• **Your goal**: Print the data exactly as it is given, please.

• **Records for the task**:
>>>>
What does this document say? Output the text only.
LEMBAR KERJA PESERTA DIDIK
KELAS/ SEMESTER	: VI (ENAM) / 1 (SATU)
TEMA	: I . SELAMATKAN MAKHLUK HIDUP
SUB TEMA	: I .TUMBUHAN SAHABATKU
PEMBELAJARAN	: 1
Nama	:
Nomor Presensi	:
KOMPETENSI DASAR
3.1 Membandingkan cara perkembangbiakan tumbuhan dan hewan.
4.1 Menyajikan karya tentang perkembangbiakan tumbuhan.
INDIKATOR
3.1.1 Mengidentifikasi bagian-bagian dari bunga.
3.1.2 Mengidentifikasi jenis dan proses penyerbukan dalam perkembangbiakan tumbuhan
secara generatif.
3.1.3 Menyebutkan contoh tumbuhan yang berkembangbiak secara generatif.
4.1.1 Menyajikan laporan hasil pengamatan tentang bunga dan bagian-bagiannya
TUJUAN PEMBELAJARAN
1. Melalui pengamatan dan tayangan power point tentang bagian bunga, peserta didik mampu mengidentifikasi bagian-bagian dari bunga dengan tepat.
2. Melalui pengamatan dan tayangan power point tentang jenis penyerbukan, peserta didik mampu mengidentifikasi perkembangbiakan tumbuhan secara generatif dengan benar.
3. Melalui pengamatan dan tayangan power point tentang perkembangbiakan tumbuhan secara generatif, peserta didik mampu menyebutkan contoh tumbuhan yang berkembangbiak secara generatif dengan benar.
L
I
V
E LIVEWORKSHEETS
<<<<
• **The solution**:
What does this document say? Output the text only.
LEMBAR KERJA PESERTA DIDIK
KELAS/ SEMESTER	: VI (ENAM) / 1 (SATU)
TEMA	: I . SELAMATKAN MAKHLUK HIDUP
SUB TEMA	: I .TUMBUHAN SAHABATKU
PEMBELAJARAN	: 1
Nama	:
Nomor Presensi	:
KOMPETENSI DASAR
3.1 Membandingkan cara perkembangbiakan tumbuhan dan hewan.
4.1 Menyajikan karya tentang perkembangbiakan tumbuhan.
INDIKATOR
3.1.1 Mengidentifikasi bagian-bagian dari bunga.
3.1.2 Mengidentifikasi jenis dan proses penyerbukan dalam perkembangbiakan tumbuhan
secara generatif.
3.1.3 Menyebutkan contoh tumbuhan yang berkembangbiak secara generatif.
4.1.1 Menyajikan laporan hasil pengamatan tentang bunga dan bagian-bagiannya
TUJUAN PEMBELAJARAN
1. Melalui pengamatan dan tayangan power point tentang bagian bunga, peserta didik mampu mengidentifikasi bagian-bagian dari bunga dengan tepat.
2. Melalui pengamatan dan tayangan power point tentang jenis penyerbukan, peserta didik mampu mengidentifikasi perkembangbiakan tumbuhan secara generatif dengan benar.
3. Melalui pengamatan dan tayangan power point tentang perkembangbiakan tumbuhan secara generatif, peserta didik mampu menyebutkan contoh tumbuhan yang berkembangbiak secara generatif dengan benar.
L
I
V
E LIVEWORKSHEETS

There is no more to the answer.